Goal: State how many lines of the records contain the string "count", and give no other information.

Data items:
++++++++
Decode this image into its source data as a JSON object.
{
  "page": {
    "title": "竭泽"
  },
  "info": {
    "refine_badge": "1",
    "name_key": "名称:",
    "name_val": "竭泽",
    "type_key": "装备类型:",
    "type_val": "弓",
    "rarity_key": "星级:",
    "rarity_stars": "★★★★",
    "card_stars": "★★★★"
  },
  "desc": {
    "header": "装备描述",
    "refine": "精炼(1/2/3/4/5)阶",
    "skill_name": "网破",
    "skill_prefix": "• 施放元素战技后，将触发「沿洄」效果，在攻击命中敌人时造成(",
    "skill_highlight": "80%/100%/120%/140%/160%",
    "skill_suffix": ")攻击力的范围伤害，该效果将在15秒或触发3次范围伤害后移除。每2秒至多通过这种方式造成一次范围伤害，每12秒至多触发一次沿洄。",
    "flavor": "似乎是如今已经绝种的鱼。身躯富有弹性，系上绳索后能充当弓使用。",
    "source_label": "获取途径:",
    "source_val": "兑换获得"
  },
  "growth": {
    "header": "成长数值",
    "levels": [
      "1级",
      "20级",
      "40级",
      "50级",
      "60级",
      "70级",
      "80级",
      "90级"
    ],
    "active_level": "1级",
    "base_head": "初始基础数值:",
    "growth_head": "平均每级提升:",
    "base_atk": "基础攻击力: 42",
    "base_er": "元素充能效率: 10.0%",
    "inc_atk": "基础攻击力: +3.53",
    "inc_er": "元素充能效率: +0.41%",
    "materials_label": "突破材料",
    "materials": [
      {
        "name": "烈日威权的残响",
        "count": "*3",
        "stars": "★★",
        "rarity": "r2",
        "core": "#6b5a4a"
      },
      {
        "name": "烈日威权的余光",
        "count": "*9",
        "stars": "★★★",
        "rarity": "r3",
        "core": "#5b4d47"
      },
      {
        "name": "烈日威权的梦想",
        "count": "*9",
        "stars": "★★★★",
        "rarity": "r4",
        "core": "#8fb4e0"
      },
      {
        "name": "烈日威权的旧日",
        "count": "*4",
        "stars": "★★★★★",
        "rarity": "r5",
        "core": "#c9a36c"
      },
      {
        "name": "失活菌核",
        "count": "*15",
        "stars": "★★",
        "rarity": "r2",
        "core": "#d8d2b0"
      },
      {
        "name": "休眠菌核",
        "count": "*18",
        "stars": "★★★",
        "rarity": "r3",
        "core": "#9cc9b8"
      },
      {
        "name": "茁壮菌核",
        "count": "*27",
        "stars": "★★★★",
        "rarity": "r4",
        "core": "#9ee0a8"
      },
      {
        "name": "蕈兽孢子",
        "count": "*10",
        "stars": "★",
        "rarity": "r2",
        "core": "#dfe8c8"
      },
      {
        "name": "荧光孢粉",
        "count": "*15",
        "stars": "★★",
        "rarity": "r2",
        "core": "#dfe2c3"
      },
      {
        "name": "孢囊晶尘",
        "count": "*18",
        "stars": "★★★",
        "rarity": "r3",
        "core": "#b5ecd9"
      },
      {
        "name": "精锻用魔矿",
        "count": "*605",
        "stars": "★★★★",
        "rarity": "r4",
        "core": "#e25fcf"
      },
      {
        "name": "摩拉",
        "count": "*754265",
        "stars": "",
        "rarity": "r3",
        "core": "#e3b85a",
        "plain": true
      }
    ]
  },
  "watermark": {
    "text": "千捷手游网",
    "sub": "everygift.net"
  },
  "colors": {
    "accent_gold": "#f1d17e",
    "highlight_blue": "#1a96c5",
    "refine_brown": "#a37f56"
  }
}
++++++++
Written reply: 12